→ Aim of the task
Pictures don't belong in the copy; print all the records exactly.

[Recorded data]

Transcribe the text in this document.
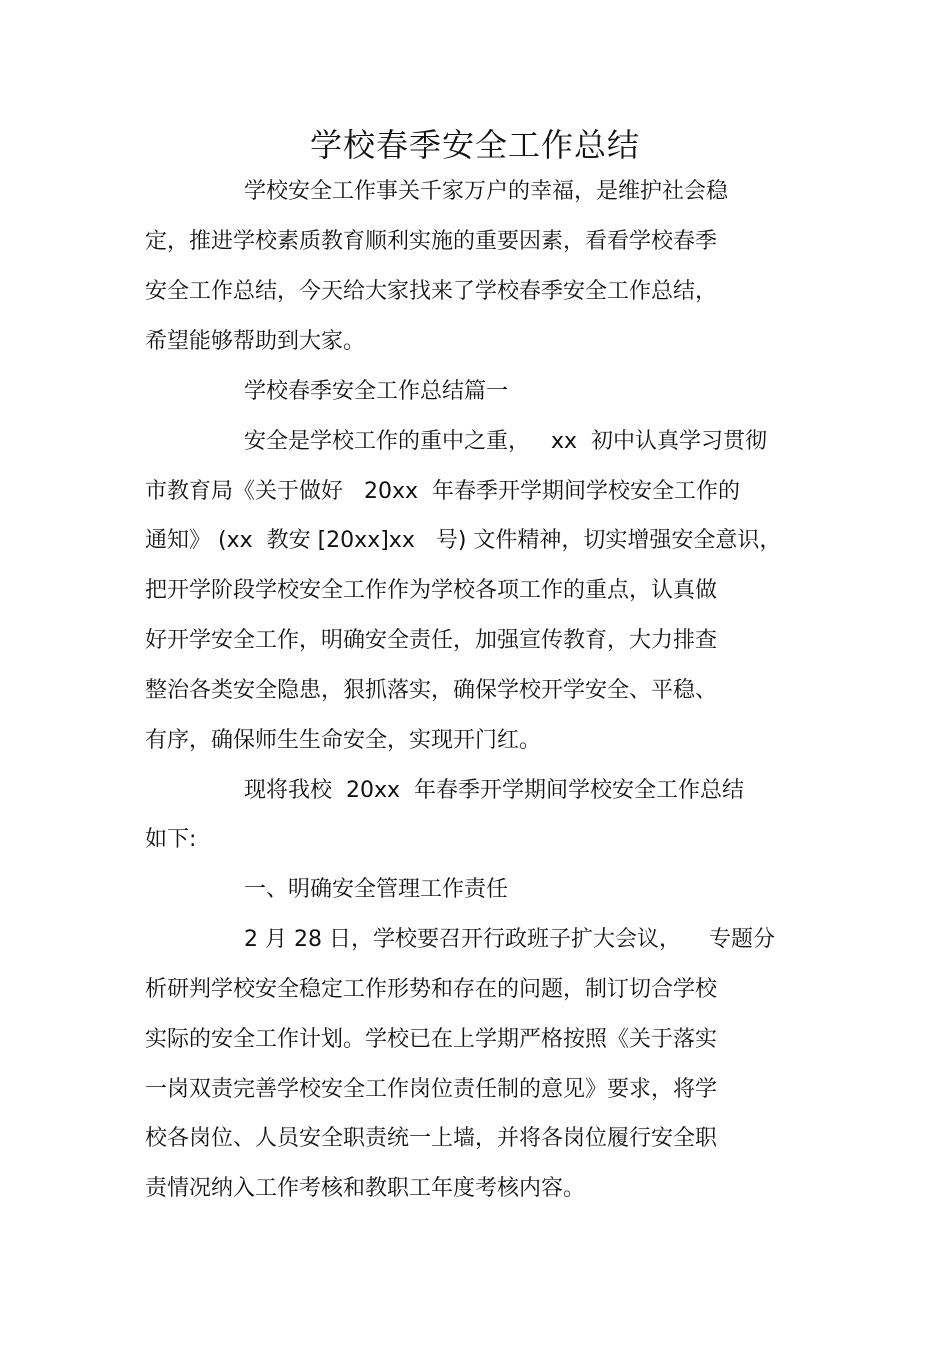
学校春季安全工作总结
学校安全工作事关千家万户的幸福，是维护社会稳
定，推进学校素质教育顺利实施的重要因素，看看学校春季
安全工作总结，今天给大家找来了学校春季安全工作总结，
希望能够帮助到大家。
学校春季安全工作总结篇一
安全是学校工作的重中之重，   xx  初中认真学习贯彻
市教育局《关于做好   20xx  年春季开学期间学校安全工作的
通知》 (xx  教安 [20xx]xx   号) 文件精神，切实增强安全意识，
把开学阶段学校安全工作作为学校各项工作的重点，认真做
好开学安全工作，明确安全责任，加强宣传教育，大力排查
整治各类安全隐患，狠抓落实，确保学校开学安全、平稳、
有序，确保师生生命安全，实现开门红。
现将我校  20xx  年春季开学期间学校安全工作总结
如下:
一、明确安全管理工作责任
2 月 28 日，学校要召开行政班子扩大会议，    专题分
析研判学校安全稳定工作形势和存在的问题，制订切合学校
实际的安全工作计划。学校已在上学期严格按照《关于落实
一岗双责完善学校安全工作岗位责任制的意见》要求，将学
校各岗位、人员安全职责统一上墙，并将各岗位履行安全职
责情况纳入工作考核和教职工年度考核内容。
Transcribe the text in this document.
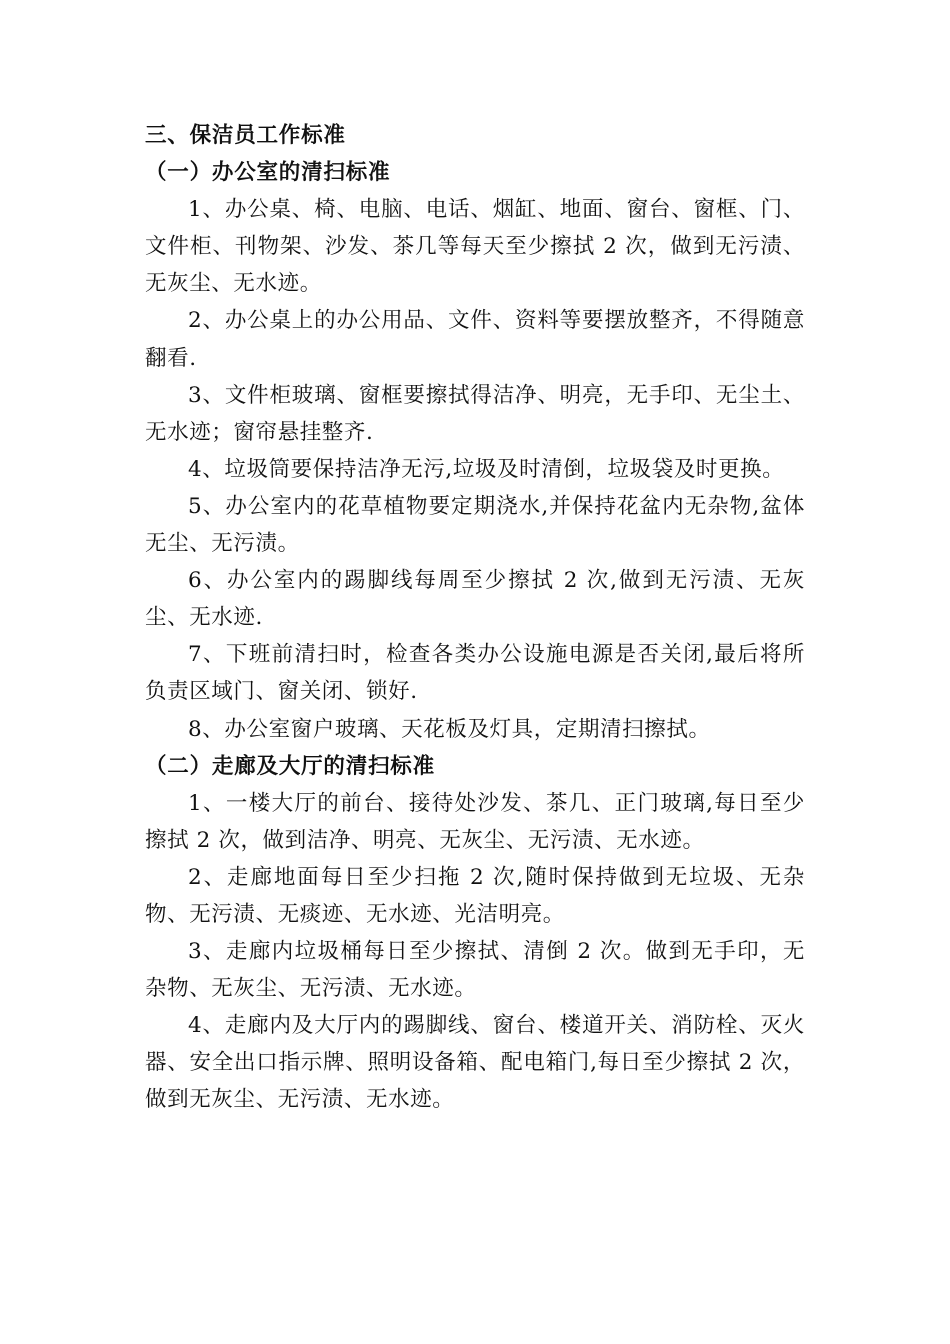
三、保洁员工作标准
（一）办公室的清扫标准

1、办公桌、椅、电脑、电话、烟缸、地面、窗台、窗框、门、文件柜、刊物架、沙发、茶几等每天至少擦拭 2 次，做到无污渍、无灰尘、无水迹。

2、办公桌上的办公用品、文件、资料等要摆放整齐，不得随意翻看.

3、文件柜玻璃、窗框要擦拭得洁净、明亮，无手印、无尘土、无水迹；窗帘悬挂整齐.

4、垃圾筒要保持洁净无污,垃圾及时清倒，垃圾袋及时更换。

5、办公室内的花草植物要定期浇水,并保持花盆内无杂物,盆体无尘、无污渍。

6、办公室内的踢脚线每周至少擦拭 2 次,做到无污渍、无灰尘、无水迹.

7、下班前清扫时，检查各类办公设施电源是否关闭,最后将所负责区域门、窗关闭、锁好.

8、办公室窗户玻璃、天花板及灯具，定期清扫擦拭。

（二）走廊及大厅的清扫标准

1、一楼大厅的前台、接待处沙发、茶几、正门玻璃,每日至少擦拭 2 次，做到洁净、明亮、无灰尘、无污渍、无水迹。

2、走廊地面每日至少扫拖 2 次,随时保持做到无垃圾、无杂物、无污渍、无痰迹、无水迹、光洁明亮。

3、走廊内垃圾桶每日至少擦拭、清倒 2 次。做到无手印，无杂物、无灰尘、无污渍、无水迹。

4、走廊内及大厅内的踢脚线、窗台、楼道开关、消防栓、灭火器、安全出口指示牌、照明设备箱、配电箱门,每日至少擦拭 2 次，做到无灰尘、无污渍、无水迹。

→ Task output
Transcribe the text in this document.
学校春季安全工作总结
学校安全工作事关千家万户的幸福，是维护社会稳
定，推进学校素质教育顺利实施的重要因素，看看学校春季
安全工作总结，今天给大家找来了学校春季安全工作总结，
希望能够帮助到大家。
学校春季安全工作总结篇一
安全是学校工作的重中之重，   xx  初中认真学习贯彻
市教育局《关于做好   20xx  年春季开学期间学校安全工作的
通知》 (xx  教安 [20xx]xx   号) 文件精神，切实增强安全意识，
把开学阶段学校安全工作作为学校各项工作的重点，认真做
好开学安全工作，明确安全责任，加强宣传教育，大力排查
整治各类安全隐患，狠抓落实，确保学校开学安全、平稳、
有序，确保师生生命安全，实现开门红。
现将我校  20xx  年春季开学期间学校安全工作总结
如下:
一、明确安全管理工作责任
2 月 28 日，学校要召开行政班子扩大会议，    专题分
析研判学校安全稳定工作形势和存在的问题，制订切合学校
实际的安全工作计划。学校已在上学期严格按照《关于落实
一岗双责完善学校安全工作岗位责任制的意见》要求，将学
校各岗位、人员安全职责统一上墙，并将各岗位履行安全职
责情况纳入工作考核和教职工年度考核内容。
Transcribe the text in this document.
三、保洁员工作标准
（一）办公室的清扫标准

1、办公桌、椅、电脑、电话、烟缸、地面、窗台、窗框、门、文件柜、刊物架、沙发、茶几等每天至少擦拭 2 次，做到无污渍、无灰尘、无水迹。

2、办公桌上的办公用品、文件、资料等要摆放整齐，不得随意翻看.

3、文件柜玻璃、窗框要擦拭得洁净、明亮，无手印、无尘土、无水迹；窗帘悬挂整齐.

4、垃圾筒要保持洁净无污,垃圾及时清倒，垃圾袋及时更换。

5、办公室内的花草植物要定期浇水,并保持花盆内无杂物,盆体无尘、无污渍。

6、办公室内的踢脚线每周至少擦拭 2 次,做到无污渍、无灰尘、无水迹.

7、下班前清扫时，检查各类办公设施电源是否关闭,最后将所负责区域门、窗关闭、锁好.

8、办公室窗户玻璃、天花板及灯具，定期清扫擦拭。

（二）走廊及大厅的清扫标准

1、一楼大厅的前台、接待处沙发、茶几、正门玻璃,每日至少擦拭 2 次，做到洁净、明亮、无灰尘、无污渍、无水迹。

2、走廊地面每日至少扫拖 2 次,随时保持做到无垃圾、无杂物、无污渍、无痰迹、无水迹、光洁明亮。

3、走廊内垃圾桶每日至少擦拭、清倒 2 次。做到无手印，无杂物、无灰尘、无污渍、无水迹。

4、走廊内及大厅内的踢脚线、窗台、楼道开关、消防栓、灭火器、安全出口指示牌、照明设备箱、配电箱门,每日至少擦拭 2 次，做到无灰尘、无污渍、无水迹。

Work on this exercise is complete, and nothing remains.